____ Document text

Sunday, January 26, 2014

Hiking to Phantom Bog

Swamps along the Pawcatuck river
Judging by the oak trees, it's been at least a century since the woods behind our house was pasture.  Those days left behind the innumerable stone walls that criss-cross the forest.  Today I hiked back through them.  The temperature was dropping through the mid-twenties, but the breeze was light.  A new layer of snow was fresh from last night, but not deep.  

A single holly berry
Once you cross the low wall that bounds our property it's not long before you come to another wall and then another.  There's a small stream that runs to the southwest, and although the water is little more than a trickle, it creates a broad, swampy swale of green briar, pepper bush and other shrubs that make crossing though a chore.  

Tracks of a fisher cat?
I've never settled on a singular path or cleared one for myself, and often enough I just drift to the southwest until I eventually come to the dirt road that cuts between highway 91 and the railroad tracks. Today I drifted as far as an old foundation I know about - it's marked by a young holly tree - but then just cut through the swampy woods.

The snow showed the tracks of the local creatures -- deer, fox, gray squirrel, coyote.  And down the ice-covered stream itself ran the trail of a fisher cat, I believe.  (It might have been an otter, but there was no sign of any dragging tail.)

I crossed the swale without too much trouble, and continued through the woods to the head of a shallow gravel and sand quarry.  A good place for a snowy owl to hunt, but alas there were nothing but blue jays.  At the mouth of the quarry is that dirt road, which offers access to the railroad tracks, but also bends northeastward to parallel them for a stretch.

Ice in the gravel quarry.
John Weeden Barber, died 1852, aged 5 months and 26 days.

________

__What the task asks__:
In the hiking post, what marks the old foundation the writer knows about? The records have nothing to do with the hiking post.

____ Data rows

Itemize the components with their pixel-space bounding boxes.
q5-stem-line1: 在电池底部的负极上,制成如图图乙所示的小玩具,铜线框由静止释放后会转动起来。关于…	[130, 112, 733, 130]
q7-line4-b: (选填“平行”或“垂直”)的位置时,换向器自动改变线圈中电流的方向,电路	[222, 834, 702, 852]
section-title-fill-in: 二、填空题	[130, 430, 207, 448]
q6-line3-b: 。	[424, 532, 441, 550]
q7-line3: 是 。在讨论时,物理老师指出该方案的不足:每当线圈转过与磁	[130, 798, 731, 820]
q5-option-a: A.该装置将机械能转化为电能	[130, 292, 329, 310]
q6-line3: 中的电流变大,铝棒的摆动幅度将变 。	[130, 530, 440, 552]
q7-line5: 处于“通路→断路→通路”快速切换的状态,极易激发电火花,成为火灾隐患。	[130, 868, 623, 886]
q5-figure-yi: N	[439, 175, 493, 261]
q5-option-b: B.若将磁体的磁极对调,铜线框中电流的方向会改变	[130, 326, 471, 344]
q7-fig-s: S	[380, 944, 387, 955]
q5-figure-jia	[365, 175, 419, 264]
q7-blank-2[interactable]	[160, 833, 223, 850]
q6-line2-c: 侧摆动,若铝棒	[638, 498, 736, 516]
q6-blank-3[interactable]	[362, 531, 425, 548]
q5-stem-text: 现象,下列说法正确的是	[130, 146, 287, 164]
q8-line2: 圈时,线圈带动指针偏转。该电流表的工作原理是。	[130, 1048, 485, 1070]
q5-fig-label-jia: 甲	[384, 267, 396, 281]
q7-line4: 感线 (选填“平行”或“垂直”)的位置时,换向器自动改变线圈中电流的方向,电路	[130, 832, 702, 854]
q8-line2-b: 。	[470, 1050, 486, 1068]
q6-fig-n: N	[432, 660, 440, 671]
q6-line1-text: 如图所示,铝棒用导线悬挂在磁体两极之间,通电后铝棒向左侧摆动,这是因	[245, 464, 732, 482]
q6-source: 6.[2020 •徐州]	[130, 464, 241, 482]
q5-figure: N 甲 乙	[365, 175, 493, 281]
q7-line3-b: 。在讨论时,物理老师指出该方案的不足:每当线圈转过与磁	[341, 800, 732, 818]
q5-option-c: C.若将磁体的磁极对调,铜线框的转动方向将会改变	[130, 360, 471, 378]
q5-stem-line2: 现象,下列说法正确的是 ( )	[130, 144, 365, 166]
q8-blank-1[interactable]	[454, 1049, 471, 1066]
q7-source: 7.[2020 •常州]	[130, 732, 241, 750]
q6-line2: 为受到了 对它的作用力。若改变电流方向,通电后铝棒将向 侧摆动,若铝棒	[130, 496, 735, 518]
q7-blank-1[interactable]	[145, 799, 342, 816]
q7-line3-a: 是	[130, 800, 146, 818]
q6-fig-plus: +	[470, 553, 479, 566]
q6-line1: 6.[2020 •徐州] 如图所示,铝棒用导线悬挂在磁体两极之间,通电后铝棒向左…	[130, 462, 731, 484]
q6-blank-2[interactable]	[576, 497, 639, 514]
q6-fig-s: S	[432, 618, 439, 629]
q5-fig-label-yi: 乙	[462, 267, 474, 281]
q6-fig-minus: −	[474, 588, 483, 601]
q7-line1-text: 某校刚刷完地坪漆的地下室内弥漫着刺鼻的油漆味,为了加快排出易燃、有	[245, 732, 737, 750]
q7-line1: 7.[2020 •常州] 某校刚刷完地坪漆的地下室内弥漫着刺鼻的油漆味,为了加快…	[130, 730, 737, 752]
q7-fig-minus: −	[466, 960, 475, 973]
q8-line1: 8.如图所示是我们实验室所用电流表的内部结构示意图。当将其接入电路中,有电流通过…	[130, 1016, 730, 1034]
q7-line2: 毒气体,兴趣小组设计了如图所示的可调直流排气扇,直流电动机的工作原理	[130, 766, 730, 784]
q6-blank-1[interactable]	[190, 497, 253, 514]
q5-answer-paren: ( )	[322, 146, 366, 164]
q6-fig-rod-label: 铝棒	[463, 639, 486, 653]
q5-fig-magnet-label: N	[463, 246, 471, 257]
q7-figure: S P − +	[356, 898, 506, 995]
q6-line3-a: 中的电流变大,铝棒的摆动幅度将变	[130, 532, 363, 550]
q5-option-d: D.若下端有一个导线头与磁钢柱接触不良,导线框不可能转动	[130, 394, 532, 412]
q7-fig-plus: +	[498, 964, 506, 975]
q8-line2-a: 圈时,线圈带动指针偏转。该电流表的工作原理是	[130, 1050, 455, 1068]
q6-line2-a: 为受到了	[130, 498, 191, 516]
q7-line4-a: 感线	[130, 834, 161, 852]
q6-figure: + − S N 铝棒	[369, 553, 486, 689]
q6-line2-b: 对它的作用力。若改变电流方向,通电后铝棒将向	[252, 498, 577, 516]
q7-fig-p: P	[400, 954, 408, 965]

________

__Result of this exercise__:
A young holly tree.